"""

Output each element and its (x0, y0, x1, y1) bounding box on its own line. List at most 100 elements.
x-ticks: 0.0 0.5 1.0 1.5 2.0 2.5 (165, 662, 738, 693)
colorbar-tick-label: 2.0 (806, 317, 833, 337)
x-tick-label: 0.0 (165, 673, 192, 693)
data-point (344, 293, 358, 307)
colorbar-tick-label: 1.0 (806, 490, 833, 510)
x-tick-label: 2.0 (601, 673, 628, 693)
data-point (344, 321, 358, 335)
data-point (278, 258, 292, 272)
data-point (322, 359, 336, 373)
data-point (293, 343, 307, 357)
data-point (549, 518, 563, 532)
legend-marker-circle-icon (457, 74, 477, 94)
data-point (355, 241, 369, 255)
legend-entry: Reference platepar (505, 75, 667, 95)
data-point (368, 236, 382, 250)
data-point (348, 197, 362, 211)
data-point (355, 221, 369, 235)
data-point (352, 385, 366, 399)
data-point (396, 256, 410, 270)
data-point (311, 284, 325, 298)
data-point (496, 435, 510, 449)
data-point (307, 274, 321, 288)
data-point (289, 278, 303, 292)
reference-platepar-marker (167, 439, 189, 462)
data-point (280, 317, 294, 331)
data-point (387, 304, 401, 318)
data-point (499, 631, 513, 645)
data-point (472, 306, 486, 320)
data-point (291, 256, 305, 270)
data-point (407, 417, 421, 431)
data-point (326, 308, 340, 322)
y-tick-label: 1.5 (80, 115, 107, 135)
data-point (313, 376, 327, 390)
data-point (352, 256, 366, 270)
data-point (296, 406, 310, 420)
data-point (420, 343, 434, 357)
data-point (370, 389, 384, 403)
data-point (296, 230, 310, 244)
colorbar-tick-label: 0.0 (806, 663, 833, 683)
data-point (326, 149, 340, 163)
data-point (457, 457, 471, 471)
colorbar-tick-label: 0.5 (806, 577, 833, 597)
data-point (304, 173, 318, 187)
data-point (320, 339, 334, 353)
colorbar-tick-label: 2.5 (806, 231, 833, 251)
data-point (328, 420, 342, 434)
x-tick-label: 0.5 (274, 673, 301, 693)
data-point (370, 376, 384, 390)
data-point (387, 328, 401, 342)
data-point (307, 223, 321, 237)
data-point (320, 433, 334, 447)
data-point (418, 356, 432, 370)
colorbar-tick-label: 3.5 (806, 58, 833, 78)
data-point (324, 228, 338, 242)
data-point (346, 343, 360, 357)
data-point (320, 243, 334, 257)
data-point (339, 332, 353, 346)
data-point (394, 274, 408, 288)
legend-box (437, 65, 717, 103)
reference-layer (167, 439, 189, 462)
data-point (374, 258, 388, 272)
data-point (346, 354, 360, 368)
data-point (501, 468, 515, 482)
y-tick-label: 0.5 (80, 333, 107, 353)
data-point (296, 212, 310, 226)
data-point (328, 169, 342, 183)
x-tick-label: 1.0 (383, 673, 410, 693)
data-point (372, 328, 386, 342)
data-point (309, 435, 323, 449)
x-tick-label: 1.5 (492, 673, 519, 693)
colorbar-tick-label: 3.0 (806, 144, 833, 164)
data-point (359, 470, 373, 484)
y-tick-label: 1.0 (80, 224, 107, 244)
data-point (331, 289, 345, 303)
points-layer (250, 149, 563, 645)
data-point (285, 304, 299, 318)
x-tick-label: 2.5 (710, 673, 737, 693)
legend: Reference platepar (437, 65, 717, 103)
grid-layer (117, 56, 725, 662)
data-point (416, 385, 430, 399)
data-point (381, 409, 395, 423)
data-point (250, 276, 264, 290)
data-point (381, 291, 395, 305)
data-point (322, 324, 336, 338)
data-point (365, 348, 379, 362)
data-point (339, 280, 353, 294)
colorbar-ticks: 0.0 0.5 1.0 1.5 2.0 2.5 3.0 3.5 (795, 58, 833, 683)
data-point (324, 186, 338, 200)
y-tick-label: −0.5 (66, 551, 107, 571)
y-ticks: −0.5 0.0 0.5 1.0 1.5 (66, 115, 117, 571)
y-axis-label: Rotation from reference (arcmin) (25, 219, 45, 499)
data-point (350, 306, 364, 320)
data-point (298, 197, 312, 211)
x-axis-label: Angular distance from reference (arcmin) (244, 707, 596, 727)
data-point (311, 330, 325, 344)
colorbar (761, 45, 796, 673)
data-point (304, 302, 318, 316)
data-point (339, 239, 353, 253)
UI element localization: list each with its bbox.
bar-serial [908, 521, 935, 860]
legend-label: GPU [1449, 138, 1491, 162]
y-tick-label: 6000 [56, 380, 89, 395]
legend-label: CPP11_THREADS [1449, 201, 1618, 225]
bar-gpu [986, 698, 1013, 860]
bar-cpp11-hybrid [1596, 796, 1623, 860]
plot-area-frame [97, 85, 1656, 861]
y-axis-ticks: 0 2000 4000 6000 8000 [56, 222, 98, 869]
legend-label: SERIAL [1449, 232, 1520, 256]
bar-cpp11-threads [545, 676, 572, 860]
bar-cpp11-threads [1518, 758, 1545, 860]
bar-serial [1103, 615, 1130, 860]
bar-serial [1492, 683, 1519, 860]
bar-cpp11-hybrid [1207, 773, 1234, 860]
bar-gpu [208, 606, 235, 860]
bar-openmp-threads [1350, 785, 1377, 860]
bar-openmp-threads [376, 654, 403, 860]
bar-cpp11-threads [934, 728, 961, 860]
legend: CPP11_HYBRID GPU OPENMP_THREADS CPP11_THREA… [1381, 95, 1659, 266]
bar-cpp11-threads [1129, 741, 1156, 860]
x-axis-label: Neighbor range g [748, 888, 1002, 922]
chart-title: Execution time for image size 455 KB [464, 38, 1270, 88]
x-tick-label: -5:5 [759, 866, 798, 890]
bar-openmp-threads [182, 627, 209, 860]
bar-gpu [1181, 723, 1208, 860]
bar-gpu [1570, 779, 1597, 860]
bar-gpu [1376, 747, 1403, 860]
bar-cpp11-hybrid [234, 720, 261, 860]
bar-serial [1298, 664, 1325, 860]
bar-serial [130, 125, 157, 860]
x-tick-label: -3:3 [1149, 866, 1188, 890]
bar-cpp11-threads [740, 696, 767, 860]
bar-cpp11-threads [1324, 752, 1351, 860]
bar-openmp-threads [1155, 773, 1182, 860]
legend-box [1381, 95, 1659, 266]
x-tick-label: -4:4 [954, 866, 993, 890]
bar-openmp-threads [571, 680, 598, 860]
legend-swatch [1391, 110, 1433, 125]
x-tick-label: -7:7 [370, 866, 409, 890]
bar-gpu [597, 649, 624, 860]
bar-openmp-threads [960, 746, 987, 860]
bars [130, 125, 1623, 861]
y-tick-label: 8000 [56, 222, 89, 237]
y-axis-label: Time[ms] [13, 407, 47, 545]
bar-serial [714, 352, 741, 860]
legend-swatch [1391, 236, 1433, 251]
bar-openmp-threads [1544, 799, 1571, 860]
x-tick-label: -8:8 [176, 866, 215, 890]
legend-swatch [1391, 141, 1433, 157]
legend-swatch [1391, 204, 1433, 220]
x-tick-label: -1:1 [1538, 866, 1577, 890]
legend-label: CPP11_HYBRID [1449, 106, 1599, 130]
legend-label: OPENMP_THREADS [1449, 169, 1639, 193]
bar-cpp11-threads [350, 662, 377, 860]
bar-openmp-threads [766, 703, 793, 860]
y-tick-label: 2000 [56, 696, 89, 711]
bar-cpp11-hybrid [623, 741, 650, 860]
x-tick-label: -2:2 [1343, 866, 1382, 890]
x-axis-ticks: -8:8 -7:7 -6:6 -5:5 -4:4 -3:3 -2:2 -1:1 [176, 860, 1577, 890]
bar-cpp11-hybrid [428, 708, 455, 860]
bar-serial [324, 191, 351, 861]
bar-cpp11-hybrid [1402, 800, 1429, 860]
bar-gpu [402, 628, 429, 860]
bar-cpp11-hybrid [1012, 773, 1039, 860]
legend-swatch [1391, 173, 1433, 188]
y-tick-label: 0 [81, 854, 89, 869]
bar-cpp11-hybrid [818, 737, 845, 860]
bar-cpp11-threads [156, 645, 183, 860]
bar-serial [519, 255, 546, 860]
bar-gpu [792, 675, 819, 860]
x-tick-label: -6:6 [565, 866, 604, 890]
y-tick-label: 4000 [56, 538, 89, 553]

"""

PROBLEM DESCRIPTION
Copy the items line for line, starting at the first line and ending at the line that contains "data-point (280, 317, 294, 331)", with both ends included.

FINISHED TASK
Output each element and its (x0, y0, x1, y1) bounding box on its own line. List at most 100 elements.
x-ticks: 0.0 0.5 1.0 1.5 2.0 2.5 (165, 662, 738, 693)
colorbar-tick-label: 2.0 (806, 317, 833, 337)
x-tick-label: 0.0 (165, 673, 192, 693)
data-point (344, 293, 358, 307)
colorbar-tick-label: 1.0 (806, 490, 833, 510)
x-tick-label: 2.0 (601, 673, 628, 693)
data-point (344, 321, 358, 335)
data-point (278, 258, 292, 272)
data-point (322, 359, 336, 373)
data-point (293, 343, 307, 357)
data-point (549, 518, 563, 532)
legend-marker-circle-icon (457, 74, 477, 94)
data-point (355, 241, 369, 255)
legend-entry: Reference platepar (505, 75, 667, 95)
data-point (368, 236, 382, 250)
data-point (348, 197, 362, 211)
data-point (355, 221, 369, 235)
data-point (352, 385, 366, 399)
data-point (396, 256, 410, 270)
data-point (311, 284, 325, 298)
data-point (496, 435, 510, 449)
data-point (307, 274, 321, 288)
data-point (289, 278, 303, 292)
reference-platepar-marker (167, 439, 189, 462)
data-point (280, 317, 294, 331)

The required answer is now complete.